(Stored records)
_ _ _ _ _ _ _
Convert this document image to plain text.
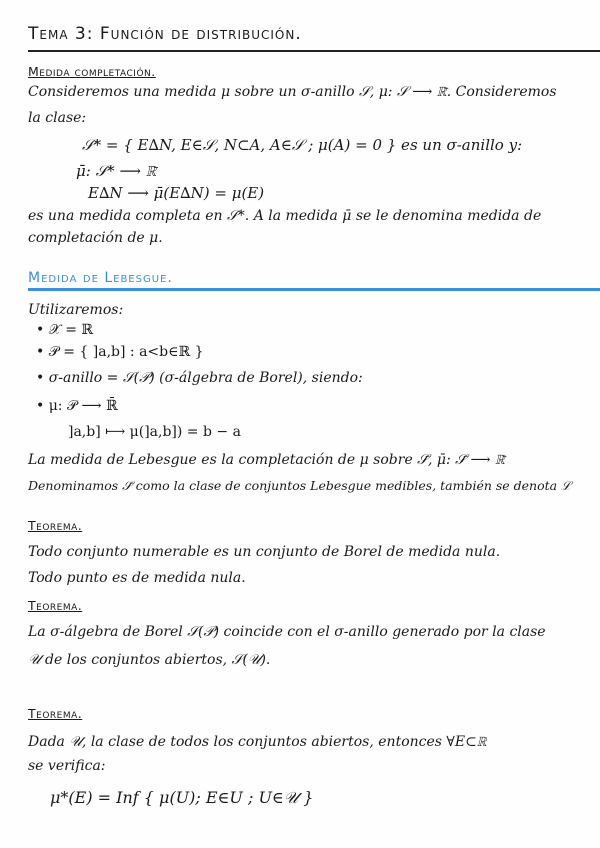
Tema 3: Función de distribución.
Medida completación.
Consideremos una medida μ sobre un σ-anillo 𝒮, μ: 𝒮 ⟶ ℝ̄. Consideremos
la clase:
𝒮* = { E∆N, E∈𝒮, N⊂A, A∈𝒮 ; μ(A) = 0 } es un σ-anillo y:
μ̄: 𝒮* ⟶ ℝ̄
E∆N ⟶ μ̄(E∆N) = μ(E)
es una medida completa en 𝒮*. A la medida μ̄ se le denomina medida de
completación de μ.
Medida de Lebesgue.
Utilizaremos:
• 𝒳 = ℝ
• 𝒫 = { ]a,b] : a<b∈ℝ }
• σ-anillo = 𝒮(𝒫) (σ-álgebra de Borel), siendo:
• μ: 𝒫 ⟶ ℝ̄
]a,b] ⟼ μ(]a,b]) = b − a
La medida de Lebesgue es la completación de μ sobre 𝒮̄, μ̄: 𝒮̄ ⟶ ℝ̄
Denominamos 𝒮̄ como la clase de conjuntos Lebesgue medibles, también se denota ℒ
Teorema.
Todo conjunto numerable es un conjunto de Borel de medida nula.
Todo punto es de medida nula.
Teorema.
La σ-álgebra de Borel 𝒮(𝒫) coincide con el σ-anillo generado por la clase
𝒰 de los conjuntos abiertos, 𝒮(𝒰).
Teorema.
Dada 𝒰, la clase de todos los conjuntos abiertos, entonces ∀E⊂ℝ
se verifica:
μ*(E) = Inf { μ(U); E∈U ; U∈𝒰 }
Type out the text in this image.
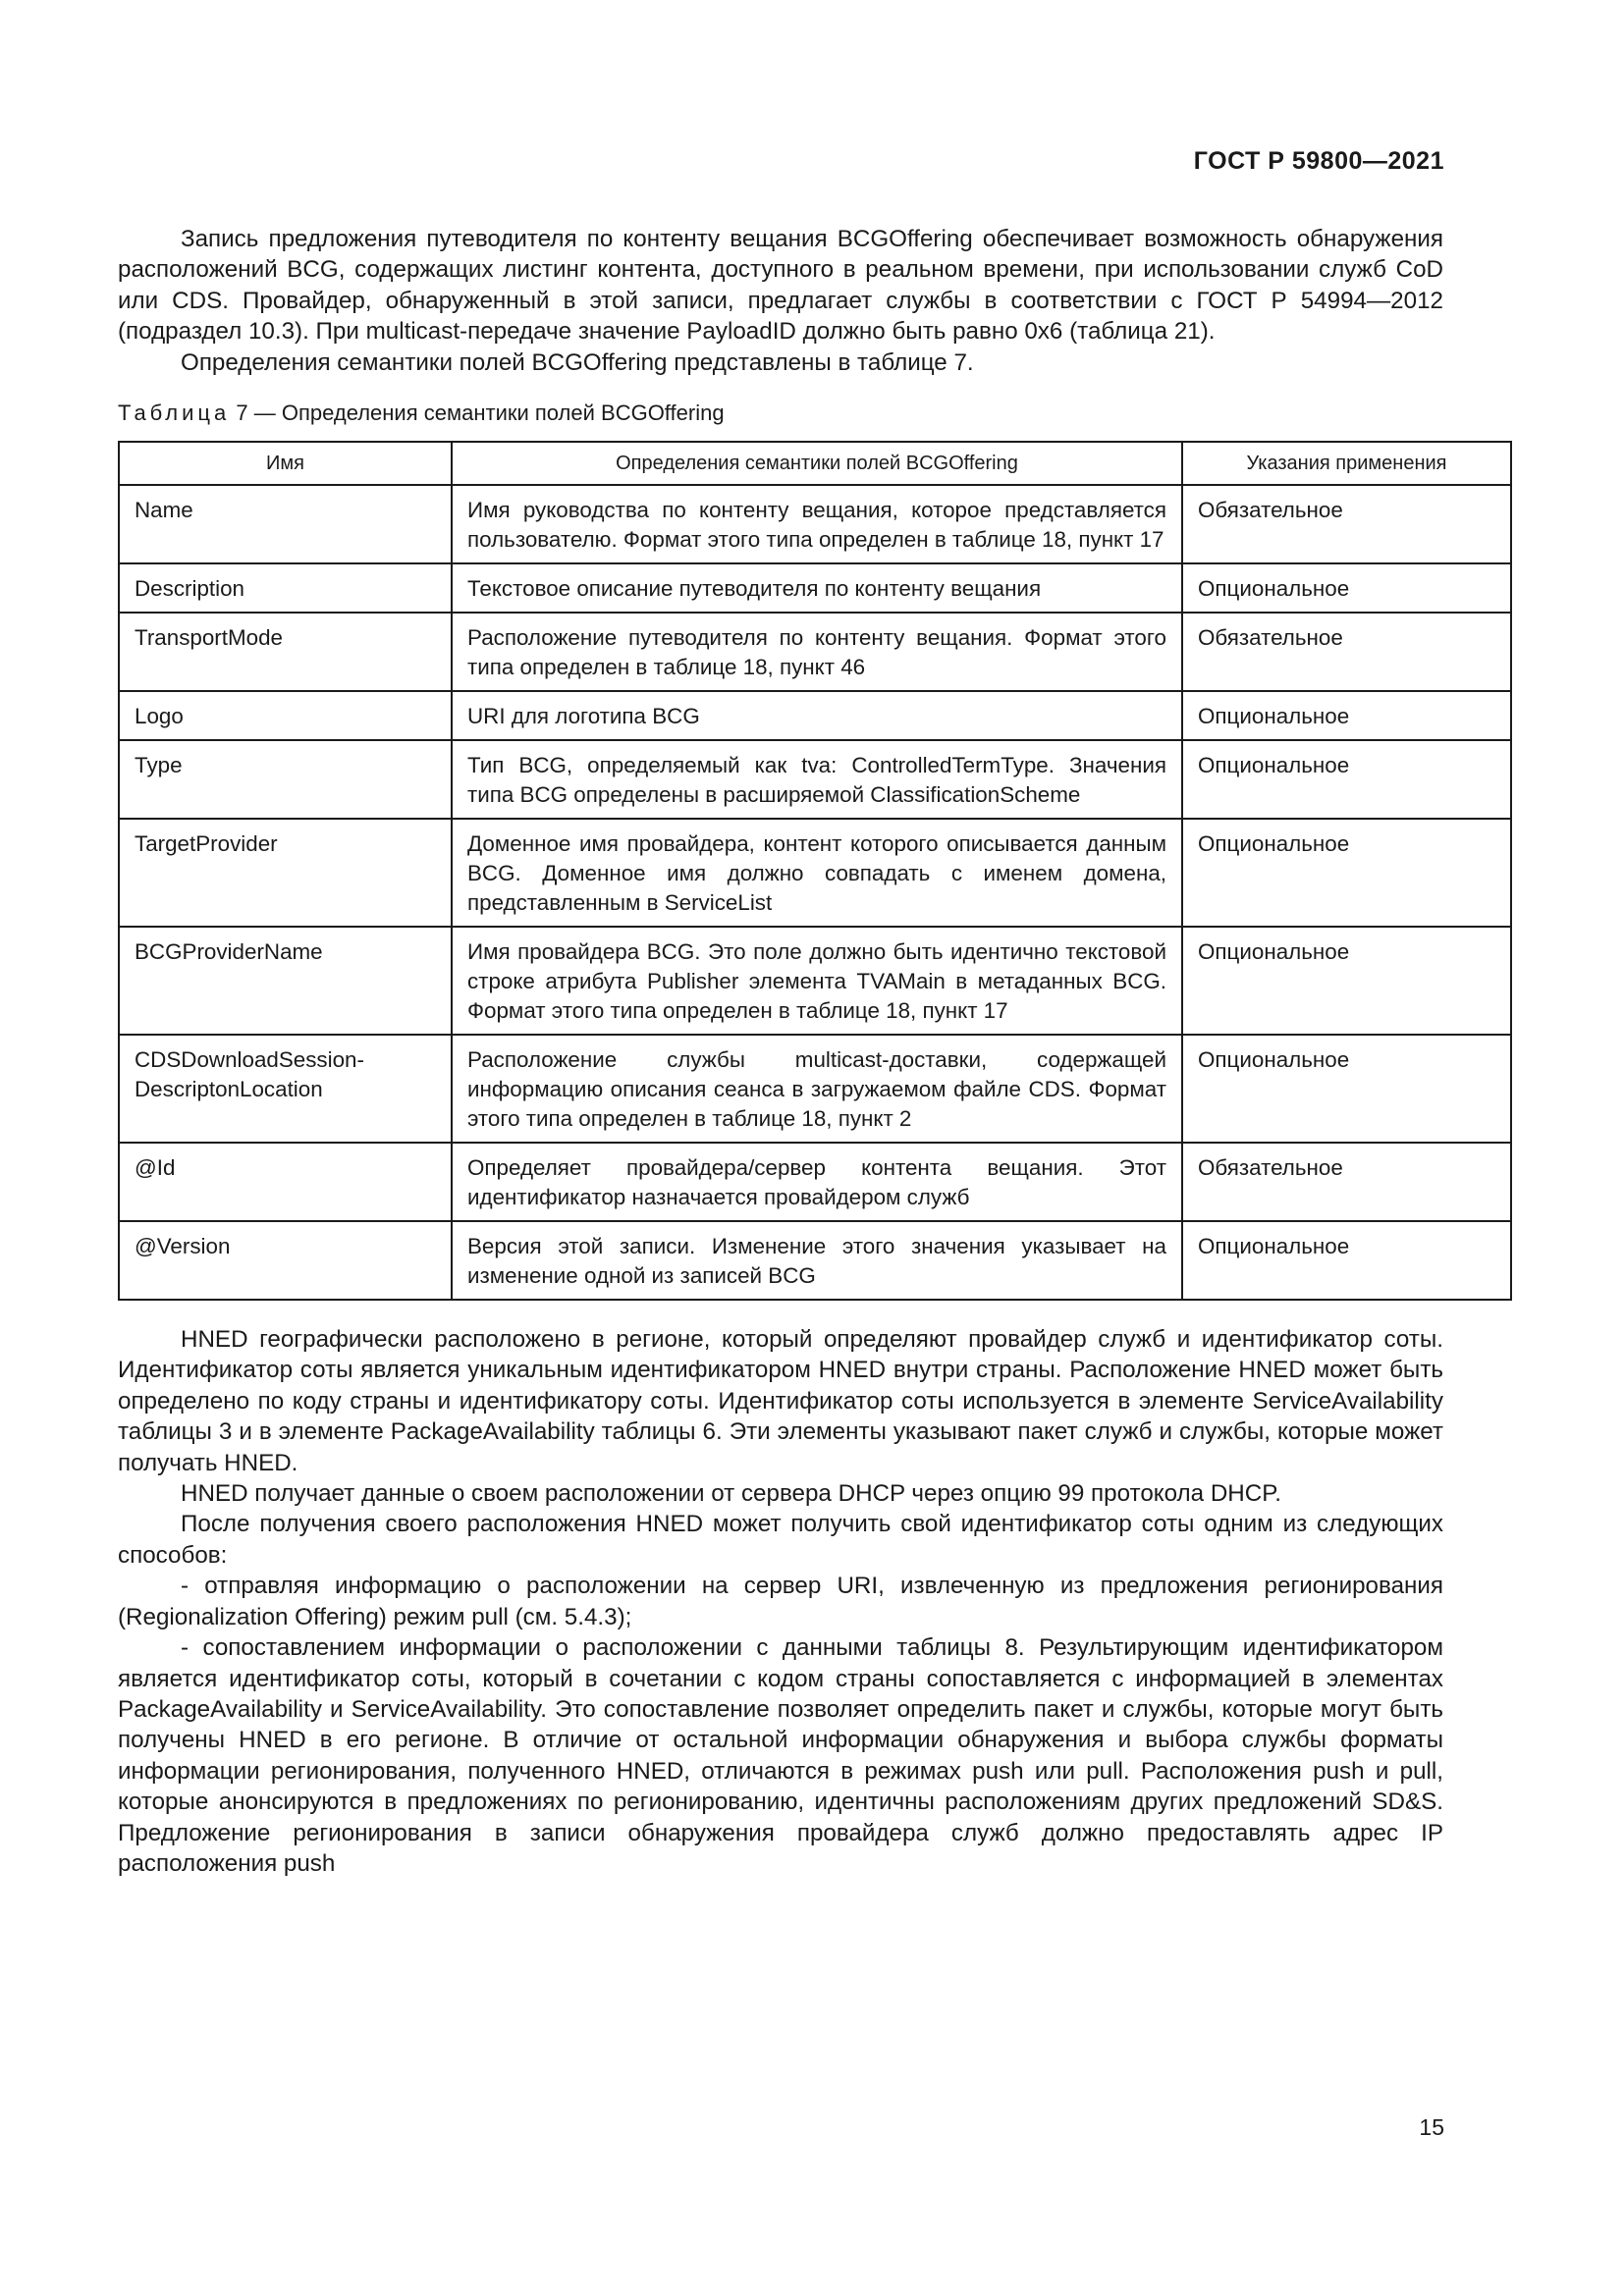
ГОСТ Р 59800—2021

Запись предложения путеводителя по контенту вещания BCGOffering обеспечивает возможность обнаружения расположений BCG, содержащих листинг контента, доступного в реальном времени, при использовании служб CoD или CDS. Провайдер, обнаруженный в этой записи, предлагает службы в соответствии с ГОСТ Р 54994—2012 (подраздел 10.3). При multicast-передаче значение PayloadID должно быть равно 0x6 (таблица 21).

Определения семантики полей BCGOffering представлены в таблице 7.

Таблица 7 — Определения семантики полей BCGOffering
Имя	Определения семантики полей BCGOffering	Указания применения
Name	Имя руководства по контенту вещания, которое представляется пользователю. Формат этого типа определен в таблице 18, пункт 17	Обязательное
Description	Текстовое описание путеводителя по контенту вещания	Опциональное
TransportMode	Расположение путеводителя по контенту вещания. Формат этого типа определен в таблице 18, пункт 46	Обязательное
Logo	URI для логотипа BCG	Опциональное
Type	Тип BCG, определяемый как tva: ControlledTermType. Значения типа BCG определены в расширяемой ClassificationScheme	Опциональное
TargetProvider	Доменное имя провайдера, контент которого описывается данным BCG. Доменное имя должно совпадать с именем домена, представленным в ServiceList	Опциональное
BCGProviderName	Имя провайдера BCG. Это поле должно быть идентично текстовой строке атрибута Publisher элемента TVAMain в метаданных BCG. Формат этого типа определен в таблице 18, пункт 17	Опциональное
CDSDownloadSession-DescriptonLocation	Расположение службы multicast-доставки, содержащей информацию описания сеанса в загружаемом файле CDS. Формат этого типа определен в таблице 18, пункт 2	Опциональное
@Id	Определяет провайдера/сервер контента вещания. Этот идентификатор назначается провайдером служб	Обязательное
@Version	Версия этой записи. Изменение этого значения указывает на изменение одной из записей BCG	Опциональное

HNED географически расположено в регионе, который определяют провайдер служб и идентификатор соты. Идентификатор соты является уникальным идентификатором HNED внутри страны. Расположение HNED может быть определено по коду страны и идентификатору соты. Идентификатор соты используется в элементе ServiceAvailability таблицы 3 и в элементе PackageAvailability таблицы 6. Эти элементы указывают пакет служб и службы, которые может получать HNED.

HNED получает данные о своем расположении от сервера DHCP через опцию 99 протокола DHCP.

После получения своего расположения HNED может получить свой идентификатор соты одним из следующих способов:

- отправляя информацию о расположении на сервер URI, извлеченную из предложения регионирования (Regionalization Offering) режим pull (см. 5.4.3);

- сопоставлением информации о расположении с данными таблицы 8. Результирующим идентификатором является идентификатор соты, который в сочетании с кодом страны сопоставляется с информацией в элементах PackageAvailability и ServiceAvailability. Это сопоставление позволяет определить пакет и службы, которые могут быть получены HNED в его регионе. В отличие от остальной информации обнаружения и выбора службы форматы информации регионирования, полученного HNED, отличаются в режимах push или pull. Расположения push и pull, которые анонсируются в предложениях по регионированию, идентичны расположениям других предложений SD&S. Предложение регионирования в записи обнаружения провайдера служб должно предоставлять адрес IP расположения push

15
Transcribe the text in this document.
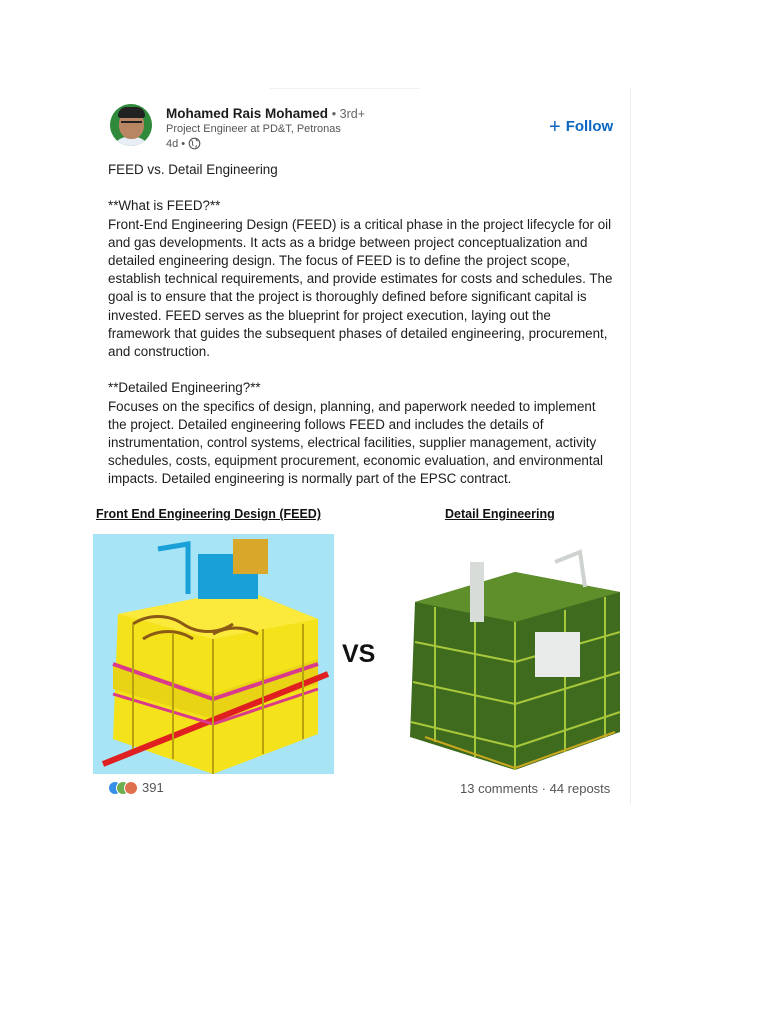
Mohamed Rais Mohamed • 3rd+
Project Engineer at PD&T, Petronas
4d •
+ Follow

FEED vs. Detail Engineering

**What is FEED?**

Front-End Engineering Design (FEED) is a critical phase in the project lifecycle for oil

and gas developments. It acts as a bridge between project conceptualization and

detailed engineering design. The focus of FEED is to define the project scope,

establish technical requirements, and provide estimates for costs and schedules. The

goal is to ensure that the project is thoroughly defined before significant capital is

invested. FEED serves as the blueprint for project execution, laying out the

framework that guides the subsequent phases of detailed engineering, procurement,

and construction.

**Detailed Engineering?**

Focuses on the specifics of design, planning, and paperwork needed to implement

the project. Detailed engineering follows FEED and includes the details of

instrumentation, control systems, electrical facilities, supplier management, activity

schedules, costs, equipment procurement, economic evaluation, and environmental

impacts. Detailed engineering is normally part of the EPSC contract.

Front End Engineering Design (FEED)	Detail Engineering
VS
391	13 comments · 44 reposts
_ _ _ _ _ _ _
» **Your instructions**:
Extract the entries in full, exactly as they are, minus the pictures.

» **Solution for this task**:
Convert this document image to plain text.
Tema 3: Función de distribución.
Medida completación.
Consideremos una medida μ sobre un σ-anillo 𝒮, μ: 𝒮 ⟶ ℝ̄. Consideremos
la clase:
𝒮* = { E∆N, E∈𝒮, N⊂A, A∈𝒮 ; μ(A) = 0 } es un σ-anillo y:
μ̄: 𝒮* ⟶ ℝ̄
E∆N ⟶ μ̄(E∆N) = μ(E)
es una medida completa en 𝒮*. A la medida μ̄ se le denomina medida de
completación de μ.
Medida de Lebesgue.
Utilizaremos:
• 𝒳 = ℝ
• 𝒫 = { ]a,b] : a<b∈ℝ }
• σ-anillo = 𝒮(𝒫) (σ-álgebra de Borel), siendo:
• μ: 𝒫 ⟶ ℝ̄
]a,b] ⟼ μ(]a,b]) = b − a
La medida de Lebesgue es la completación de μ sobre 𝒮̄, μ̄: 𝒮̄ ⟶ ℝ̄
Denominamos 𝒮̄ como la clase de conjuntos Lebesgue medibles, también se denota ℒ
Teorema.
Todo conjunto numerable es un conjunto de Borel de medida nula.
Todo punto es de medida nula.
Teorema.
La σ-álgebra de Borel 𝒮(𝒫) coincide con el σ-anillo generado por la clase
𝒰 de los conjuntos abiertos, 𝒮(𝒰).
Teorema.
Dada 𝒰, la clase de todos los conjuntos abiertos, entonces ∀E⊂ℝ
se verifica:
μ*(E) = Inf { μ(U); E∈U ; U∈𝒰 }
Type out the text in this image.
ГОСТ Р 59800—2021

Запись предложения путеводителя по контенту вещания BCGOffering обеспечивает возможность обнаружения расположений BCG, содержащих листинг контента, доступного в реальном времени, при использовании служб CoD или CDS. Провайдер, обнаруженный в этой записи, предлагает службы в соответствии с ГОСТ Р 54994—2012 (подраздел 10.3). При multicast-передаче значение PayloadID должно быть равно 0x6 (таблица 21).

Определения семантики полей BCGOffering представлены в таблице 7.

Таблица 7 — Определения семантики полей BCGOffering
Имя	Определения семантики полей BCGOffering	Указания применения
Name	Имя руководства по контенту вещания, которое представляется пользователю. Формат этого типа определен в таблице 18, пункт 17	Обязательное
Description	Текстовое описание путеводителя по контенту вещания	Опциональное
TransportMode	Расположение путеводителя по контенту вещания. Формат этого типа определен в таблице 18, пункт 46	Обязательное
Logo	URI для логотипа BCG	Опциональное
Type	Тип BCG, определяемый как tva: ControlledTermType. Значения типа BCG определены в расширяемой ClassificationScheme	Опциональное
TargetProvider	Доменное имя провайдера, контент которого описывается данным BCG. Доменное имя должно совпадать с именем домена, представленным в ServiceList	Опциональное
BCGProviderName	Имя провайдера BCG. Это поле должно быть идентично текстовой строке атрибута Publisher элемента TVAMain в метаданных BCG. Формат этого типа определен в таблице 18, пункт 17	Опциональное
CDSDownloadSession-DescriptonLocation	Расположение службы multicast-доставки, содержащей информацию описания сеанса в загружаемом файле CDS. Формат этого типа определен в таблице 18, пункт 2	Опциональное
@Id	Определяет провайдера/сервер контента вещания. Этот идентификатор назначается провайдером служб	Обязательное
@Version	Версия этой записи. Изменение этого значения указывает на изменение одной из записей BCG	Опциональное

HNED географически расположено в регионе, который определяют провайдер служб и идентификатор соты. Идентификатор соты является уникальным идентификатором HNED внутри страны. Расположение HNED может быть определено по коду страны и идентификатору соты. Идентификатор соты используется в элементе ServiceAvailability таблицы 3 и в элементе PackageAvailability таблицы 6. Эти элементы указывают пакет служб и службы, которые может получать HNED.

HNED получает данные о своем расположении от сервера DHCP через опцию 99 протокола DHCP.

После получения своего расположения HNED может получить свой идентификатор соты одним из следующих способов:

- отправляя информацию о расположении на сервер URI, извлеченную из предложения регионирования (Regionalization Offering) режим pull (см. 5.4.3);

- сопоставлением информации о расположении с данными таблицы 8. Результирующим идентификатором является идентификатор соты, который в сочетании с кодом страны сопоставляется с информацией в элементах PackageAvailability и ServiceAvailability. Это сопоставление позволяет определить пакет и службы, которые могут быть получены HNED в его регионе. В отличие от остальной информации обнаружения и выбора службы форматы информации регионирования, полученного HNED, отличаются в режимах push или pull. Расположения push и pull, которые анонсируются в предложениях по регионированию, идентичны расположениям других предложений SD&S. Предложение регионирования в записи обнаружения провайдера служб должно предоставлять адрес IP расположения push

15
Transcribe the text in this document.
Mohamed Rais Mohamed • 3rd+
Project Engineer at PD&T, Petronas
4d •
+ Follow

FEED vs. Detail Engineering

**What is FEED?**

Front-End Engineering Design (FEED) is a critical phase in the project lifecycle for oil

and gas developments. It acts as a bridge between project conceptualization and

detailed engineering design. The focus of FEED is to define the project scope,

establish technical requirements, and provide estimates for costs and schedules. The

goal is to ensure that the project is thoroughly defined before significant capital is

invested. FEED serves as the blueprint for project execution, laying out the

framework that guides the subsequent phases of detailed engineering, procurement,

and construction.

**Detailed Engineering?**

Focuses on the specifics of design, planning, and paperwork needed to implement

the project. Detailed engineering follows FEED and includes the details of

instrumentation, control systems, electrical facilities, supplier management, activity

schedules, costs, equipment procurement, economic evaluation, and environmental

impacts. Detailed engineering is normally part of the EPSC contract.

Front End Engineering Design (FEED)	Detail Engineering
VS
391	13 comments · 44 reposts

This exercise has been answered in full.